• **Work to complete**
Note each line where "Edit" appears, and copy it.

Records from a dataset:
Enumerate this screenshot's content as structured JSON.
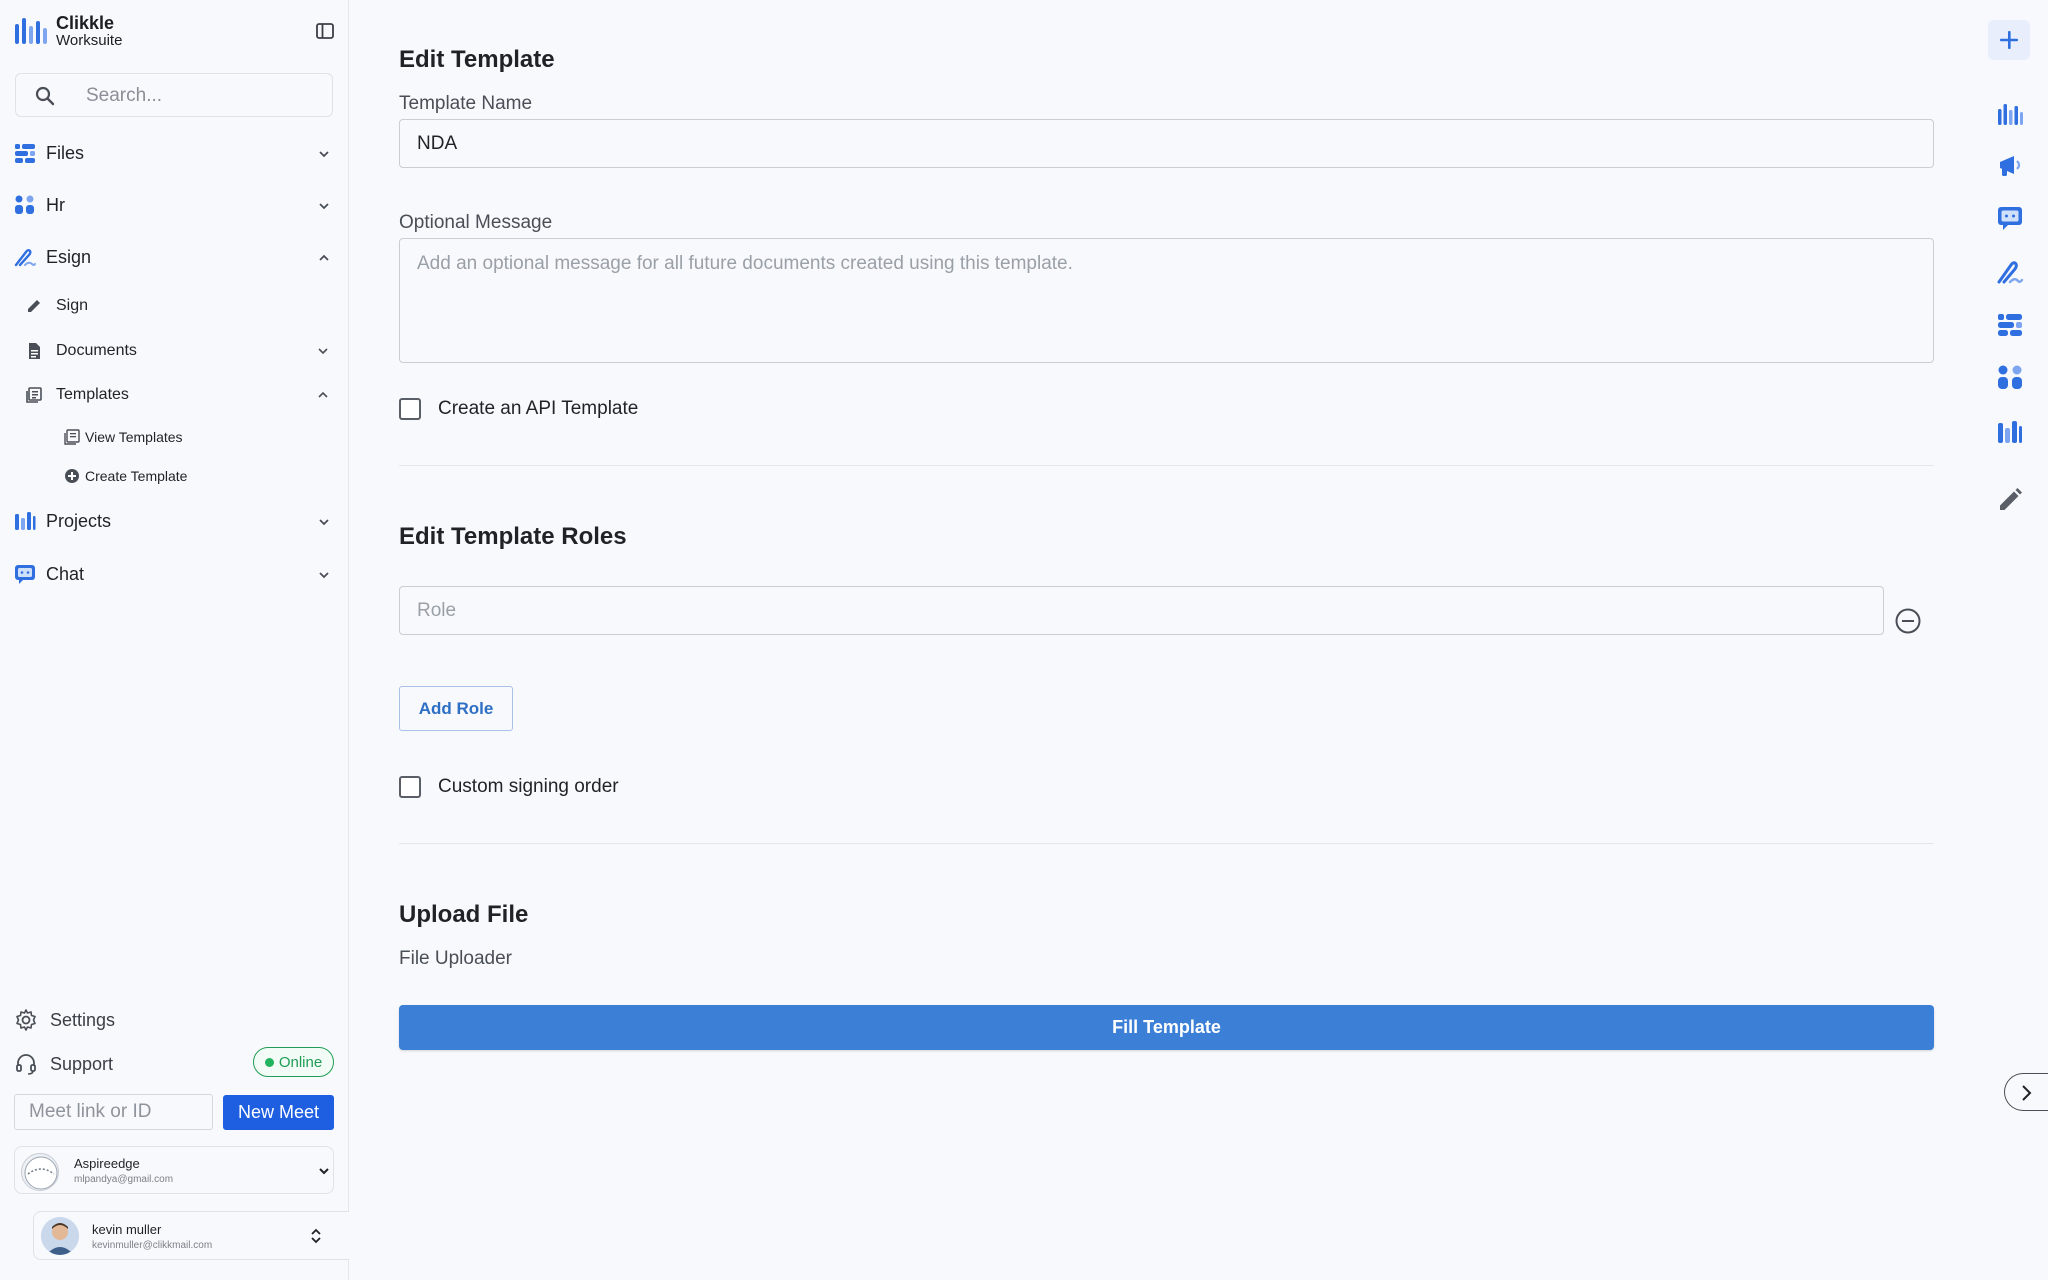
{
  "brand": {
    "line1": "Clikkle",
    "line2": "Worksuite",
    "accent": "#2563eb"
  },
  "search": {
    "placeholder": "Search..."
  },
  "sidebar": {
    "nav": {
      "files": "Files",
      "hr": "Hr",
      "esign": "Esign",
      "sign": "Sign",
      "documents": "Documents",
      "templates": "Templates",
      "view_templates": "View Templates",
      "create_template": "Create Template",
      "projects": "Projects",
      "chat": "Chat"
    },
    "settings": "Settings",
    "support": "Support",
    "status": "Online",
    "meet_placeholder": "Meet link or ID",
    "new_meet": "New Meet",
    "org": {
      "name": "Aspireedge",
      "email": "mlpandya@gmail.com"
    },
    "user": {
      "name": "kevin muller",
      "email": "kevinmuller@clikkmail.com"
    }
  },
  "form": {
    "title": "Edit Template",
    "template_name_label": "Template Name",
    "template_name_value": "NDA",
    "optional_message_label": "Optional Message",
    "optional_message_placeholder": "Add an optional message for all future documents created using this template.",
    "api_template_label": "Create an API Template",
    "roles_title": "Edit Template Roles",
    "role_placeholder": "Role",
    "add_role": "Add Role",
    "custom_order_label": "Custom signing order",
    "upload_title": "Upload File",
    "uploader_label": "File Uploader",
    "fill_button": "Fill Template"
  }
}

* * *

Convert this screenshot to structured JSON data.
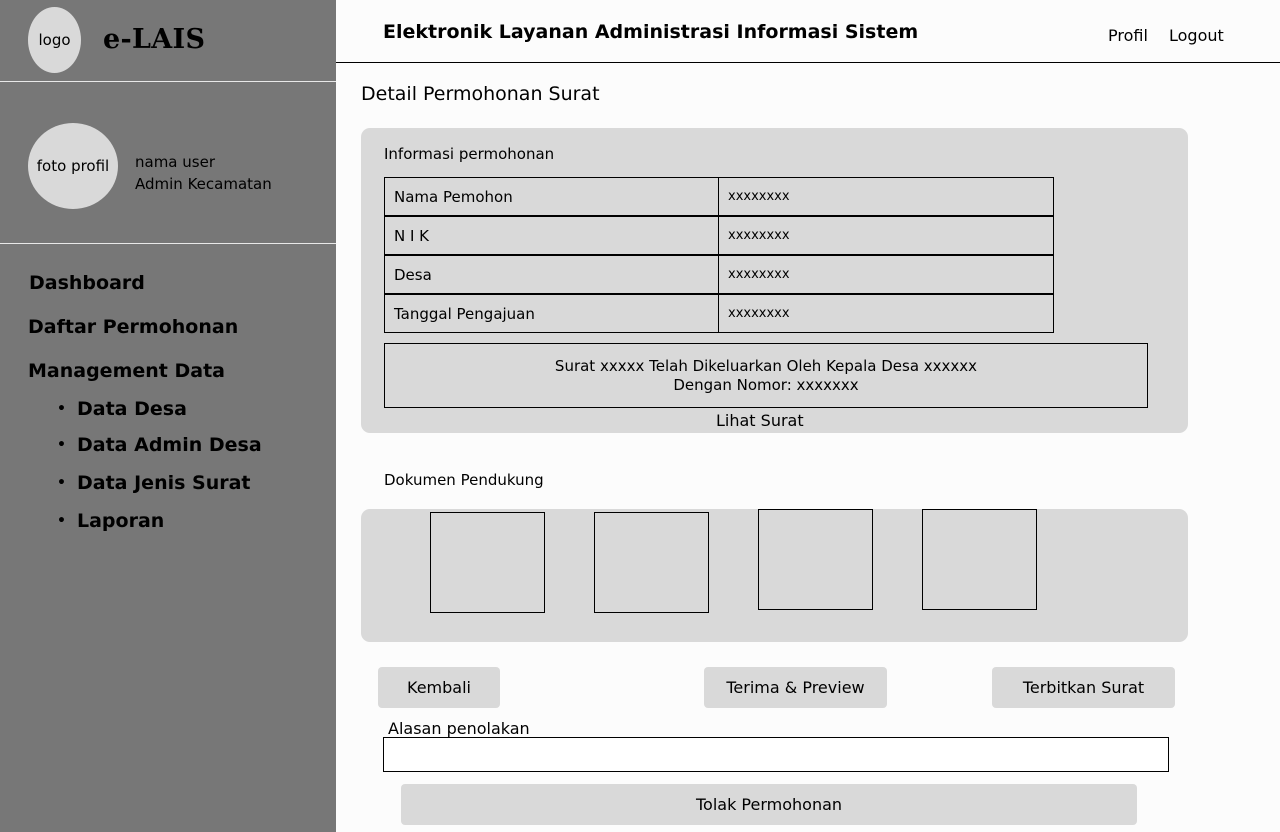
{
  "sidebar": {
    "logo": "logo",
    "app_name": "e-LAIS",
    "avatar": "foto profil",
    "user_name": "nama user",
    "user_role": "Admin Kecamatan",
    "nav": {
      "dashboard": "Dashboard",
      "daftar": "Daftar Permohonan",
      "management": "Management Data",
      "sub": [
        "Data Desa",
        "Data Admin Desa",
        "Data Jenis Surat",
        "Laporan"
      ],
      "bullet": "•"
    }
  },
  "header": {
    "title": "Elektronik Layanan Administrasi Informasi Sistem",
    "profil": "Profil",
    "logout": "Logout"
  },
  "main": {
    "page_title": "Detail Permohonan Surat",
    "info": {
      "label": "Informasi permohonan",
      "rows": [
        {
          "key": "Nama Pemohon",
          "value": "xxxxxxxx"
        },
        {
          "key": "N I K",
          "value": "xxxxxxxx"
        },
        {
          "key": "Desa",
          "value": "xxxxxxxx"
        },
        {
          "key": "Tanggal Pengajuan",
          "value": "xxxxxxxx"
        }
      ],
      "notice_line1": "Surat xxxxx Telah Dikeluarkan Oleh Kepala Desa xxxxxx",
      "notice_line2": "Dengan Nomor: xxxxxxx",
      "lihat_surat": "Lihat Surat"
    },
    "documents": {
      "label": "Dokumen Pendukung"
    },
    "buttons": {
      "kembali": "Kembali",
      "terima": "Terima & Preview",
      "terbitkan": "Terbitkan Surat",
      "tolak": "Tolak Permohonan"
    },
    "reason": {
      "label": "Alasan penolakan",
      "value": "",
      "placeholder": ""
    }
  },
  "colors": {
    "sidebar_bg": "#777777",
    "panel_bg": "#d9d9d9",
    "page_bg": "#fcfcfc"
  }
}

• **Output below**
    "title": "Edit Template",
    "roles_title": "Edit Template Roles",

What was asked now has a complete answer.